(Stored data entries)
====================
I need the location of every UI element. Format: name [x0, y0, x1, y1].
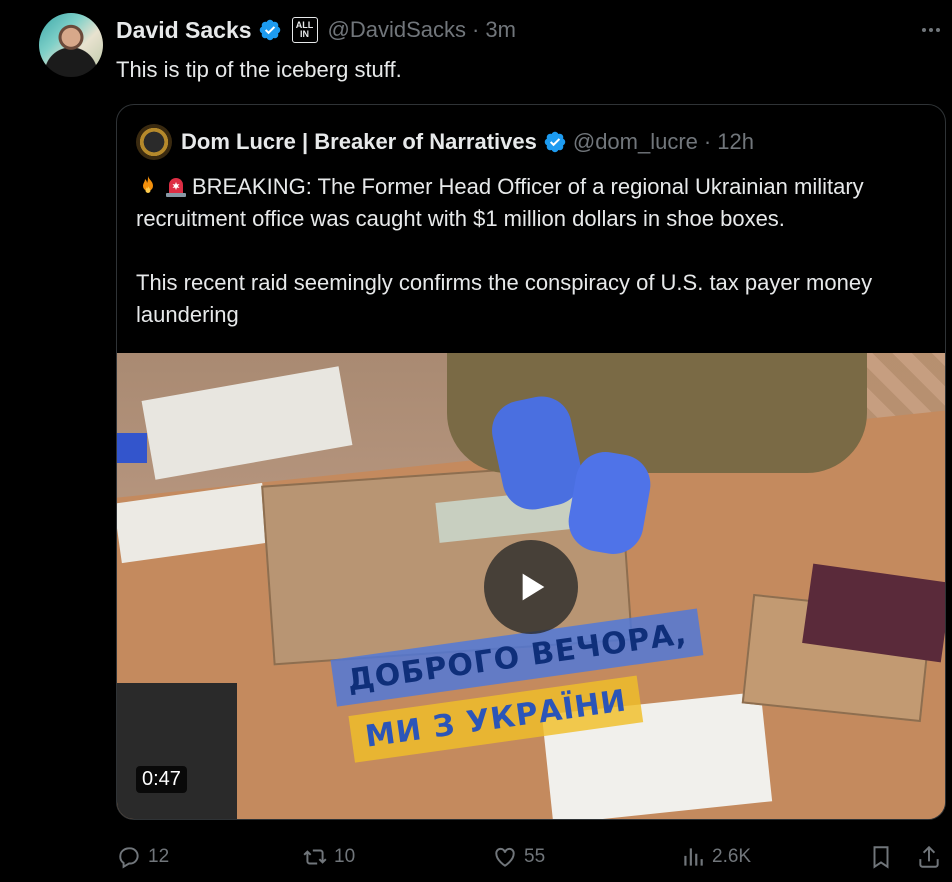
verified-badge-icon[interactable]: [258, 18, 282, 42]
affiliate-badge-icon[interactable]: ALL IN: [291, 17, 318, 43]
quoted-tweet-timestamp[interactable]: 12h: [717, 129, 754, 155]
reply-count: 12: [148, 846, 170, 867]
video-frame-object: [117, 433, 147, 463]
share-icon: [919, 845, 939, 868]
more-options-icon[interactable]: [916, 18, 946, 42]
quoted-tweet-header: Dom Lucre | Breaker of Narratives @dom_l…: [181, 126, 754, 158]
bookmark-icon: [873, 846, 889, 869]
quoted-author-handle[interactable]: @dom_lucre: [573, 129, 698, 155]
video-frame-paper: [141, 366, 353, 480]
author-handle[interactable]: @DavidSacks: [328, 17, 467, 43]
heart-icon: [495, 847, 515, 867]
separator: ·: [472, 17, 480, 42]
tweet-actions: 12 10 55 2.6K: [116, 840, 946, 874]
tweet-header: David Sacks ALL IN @DavidSacks · 3m: [116, 14, 516, 46]
quoted-author-avatar[interactable]: [136, 124, 172, 160]
like-count: 55: [524, 846, 546, 867]
play-icon: [522, 573, 545, 601]
tweet-timestamp[interactable]: 3m: [485, 17, 516, 43]
siren-icon: [166, 178, 186, 197]
repost-button[interactable]: 10: [302, 840, 355, 874]
views-button[interactable]: 2.6K: [680, 840, 751, 874]
bookmark-button[interactable]: [868, 840, 894, 874]
video-duration: 0:47: [136, 766, 187, 793]
quoted-text-line: This recent raid seemingly confirms the …: [136, 270, 873, 295]
fire-icon: [143, 176, 153, 193]
quoted-text-line: BREAKING: The Former Head Officer of a r…: [192, 174, 864, 199]
quoted-author-name[interactable]: Dom Lucre | Breaker of Narratives: [181, 129, 537, 155]
reply-button[interactable]: 12: [116, 840, 169, 874]
author-name[interactable]: David Sacks: [116, 17, 252, 44]
verified-badge-icon[interactable]: [543, 130, 567, 154]
quoted-tweet-text: BREAKING: The Former Head Officer of a r…: [136, 171, 936, 331]
share-button[interactable]: [916, 840, 942, 874]
quoted-text-line: laundering: [136, 302, 239, 327]
reply-icon: [119, 847, 139, 869]
repost-icon: [303, 849, 327, 865]
quoted-text-line: recruitment office was caught with $1 mi…: [136, 206, 785, 231]
tweet[interactable]: David Sacks ALL IN @DavidSacks · 3m This…: [0, 0, 952, 882]
quoted-tweet[interactable]: Dom Lucre | Breaker of Narratives @dom_l…: [116, 104, 946, 820]
tweet-text: This is tip of the iceberg stuff.: [116, 57, 402, 82]
affiliate-badge-text: IN: [300, 29, 310, 39]
like-button[interactable]: 55: [492, 840, 545, 874]
repost-count: 10: [334, 846, 356, 867]
views-icon: [684, 848, 703, 866]
author-avatar[interactable]: [39, 13, 103, 77]
separator: ·: [703, 129, 712, 154]
video-player[interactable]: ДОБРОГО ВЕЧОРА, МИ З УКРАЇНИ 0:47: [117, 353, 945, 819]
views-count: 2.6K: [712, 846, 752, 867]
play-button[interactable]: [484, 540, 578, 634]
video-frame-shadow: [117, 683, 237, 819]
====================
§ SHORT TASK: Can you output every line of the material above word for word, leaving out the picture?

§ SOLUTION:
I need the location of every UI element. Format: name [x0, y0, x1, y1].
verified-badge-icon[interactable]: [258, 18, 282, 42]
affiliate-badge-icon[interactable]: ALL IN: [291, 17, 318, 43]
quoted-tweet-timestamp[interactable]: 12h: [717, 129, 754, 155]
reply-count: 12: [148, 846, 170, 867]
video-frame-object: [117, 433, 147, 463]
share-icon: [919, 845, 939, 868]
more-options-icon[interactable]: [916, 18, 946, 42]
quoted-tweet-header: Dom Lucre | Breaker of Narratives @dom_l…: [181, 126, 754, 158]
bookmark-icon: [873, 846, 889, 869]
quoted-author-handle[interactable]: @dom_lucre: [573, 129, 698, 155]
video-frame-paper: [141, 366, 353, 480]
author-handle[interactable]: @DavidSacks: [328, 17, 467, 43]
heart-icon: [495, 847, 515, 867]
separator: ·: [472, 17, 480, 42]
tweet-actions: 12 10 55 2.6K: [116, 840, 946, 874]
tweet-header: David Sacks ALL IN @DavidSacks · 3m: [116, 14, 516, 46]
quoted-author-avatar[interactable]: [136, 124, 172, 160]
like-count: 55: [524, 846, 546, 867]
play-icon: [522, 573, 545, 601]
tweet-timestamp[interactable]: 3m: [485, 17, 516, 43]
siren-icon: [166, 178, 186, 197]
repost-button[interactable]: 10: [302, 840, 355, 874]
views-button[interactable]: 2.6K: [680, 840, 751, 874]
bookmark-button[interactable]: [868, 840, 894, 874]
video-duration: 0:47: [136, 766, 187, 793]
quoted-text-line: This recent raid seemingly confirms the …: [136, 270, 873, 295]
fire-icon: [143, 176, 153, 193]
quoted-text-line: BREAKING: The Former Head Officer of a r…: [192, 174, 864, 199]
quoted-author-name[interactable]: Dom Lucre | Breaker of Narratives: [181, 129, 537, 155]
reply-button[interactable]: 12: [116, 840, 169, 874]
author-name[interactable]: David Sacks: [116, 17, 252, 44]
verified-badge-icon[interactable]: [543, 130, 567, 154]
quoted-tweet-text: BREAKING: The Former Head Officer of a r…: [136, 171, 936, 331]
share-button[interactable]: [916, 840, 942, 874]
quoted-text-line: laundering: [136, 302, 239, 327]
reply-icon: [119, 847, 139, 869]
repost-icon: [303, 849, 327, 865]
quoted-text-line: recruitment office was caught with $1 mi…: [136, 206, 785, 231]
tweet[interactable]: David Sacks ALL IN @DavidSacks · 3m This…: [0, 0, 952, 882]
quoted-tweet[interactable]: Dom Lucre | Breaker of Narratives @dom_l…: [116, 104, 946, 820]
tweet-text: This is tip of the iceberg stuff.: [116, 57, 402, 82]
affiliate-badge-text: IN: [300, 29, 310, 39]
like-button[interactable]: 55: [492, 840, 545, 874]
repost-count: 10: [334, 846, 356, 867]
views-icon: [684, 848, 703, 866]
author-avatar[interactable]: [39, 13, 103, 77]
separator: ·: [703, 129, 712, 154]
video-player[interactable]: ДОБРОГО ВЕЧОРА, МИ З УКРАЇНИ 0:47: [117, 353, 945, 819]
views-count: 2.6K: [712, 846, 752, 867]
play-button[interactable]: [484, 540, 578, 634]
video-frame-shadow: [117, 683, 237, 819]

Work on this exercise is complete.